-- BEGIN DATA PROVIDED --

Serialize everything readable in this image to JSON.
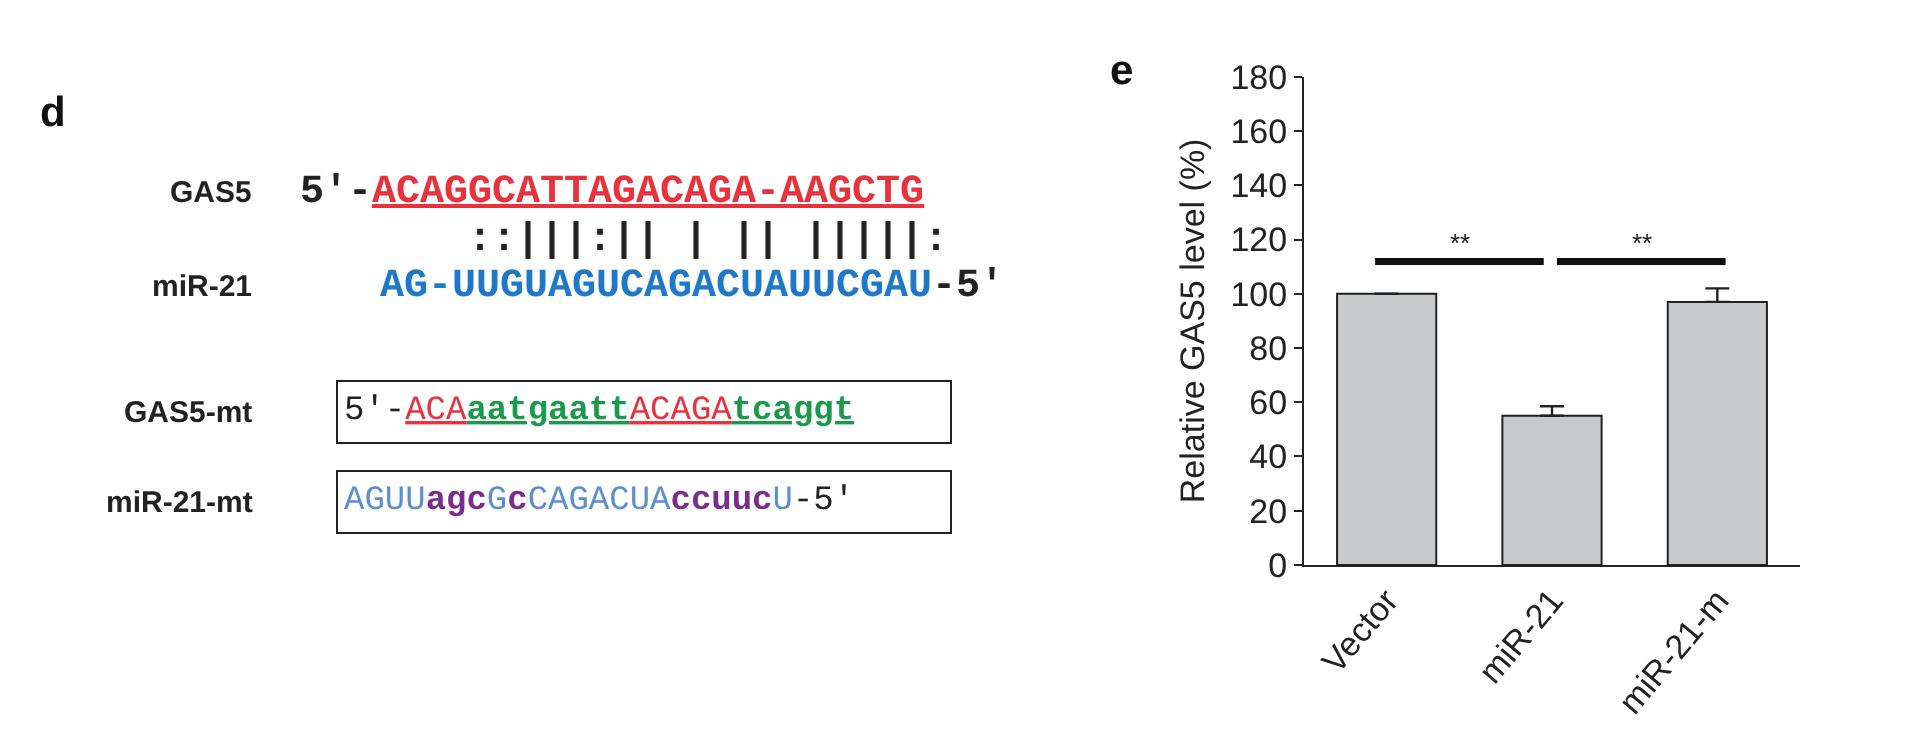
{
  "chart_data": [
    {
      "type": "other",
      "title": "d",
      "annotations": [
        "GAS5",
        "5′-ACAGGCATTAGACAGA-AAGCTG",
        "::|||:|| | || |||||:",
        "miR-21",
        "AG-UUGUAGUCAGACUAUUCGAU-5′",
        "GAS5-mt",
        "5′-ACAaatgaattACAGAtcaggt",
        "miR-21-mt",
        "AGUUagcGcCAGACUAccuucU-5′"
      ]
    },
    {
      "type": "bar",
      "title": "e",
      "categories": [
        "Vector",
        "miR-21",
        "miR-21-m"
      ],
      "values": [
        100,
        55,
        97
      ],
      "errors": [
        null,
        [
          55,
          58.5
        ],
        [
          97,
          102
        ]
      ],
      "color": "#c8c9cb",
      "ylabel": "Relative GAS5 level (%)",
      "ylim": [
        0,
        180
      ],
      "yticks": [
        0,
        20,
        40,
        60,
        80,
        100,
        120,
        140,
        160,
        180
      ],
      "annotations": [
        "**",
        "**"
      ]
    }
  ]
}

-- END DATA PROVIDED --

**JOB:** Repeat the material above word for word and skip every image in it.

**THE ANSWER:**
Serialize everything readable in this image to JSON.
{
  "chart_data": [
    {
      "type": "other",
      "title": "d",
      "annotations": [
        "GAS5",
        "5′-ACAGGCATTAGACAGA-AAGCTG",
        "::|||:|| | || |||||:",
        "miR-21",
        "AG-UUGUAGUCAGACUAUUCGAU-5′",
        "GAS5-mt",
        "5′-ACAaatgaattACAGAtcaggt",
        "miR-21-mt",
        "AGUUagcGcCAGACUAccuucU-5′"
      ]
    },
    {
      "type": "bar",
      "title": "e",
      "categories": [
        "Vector",
        "miR-21",
        "miR-21-m"
      ],
      "values": [
        100,
        55,
        97
      ],
      "errors": [
        null,
        [
          55,
          58.5
        ],
        [
          97,
          102
        ]
      ],
      "color": "#c8c9cb",
      "ylabel": "Relative GAS5 level (%)",
      "ylim": [
        0,
        180
      ],
      "yticks": [
        0,
        20,
        40,
        60,
        80,
        100,
        120,
        140,
        160,
        180
      ],
      "annotations": [
        "**",
        "**"
      ]
    }
  ]
}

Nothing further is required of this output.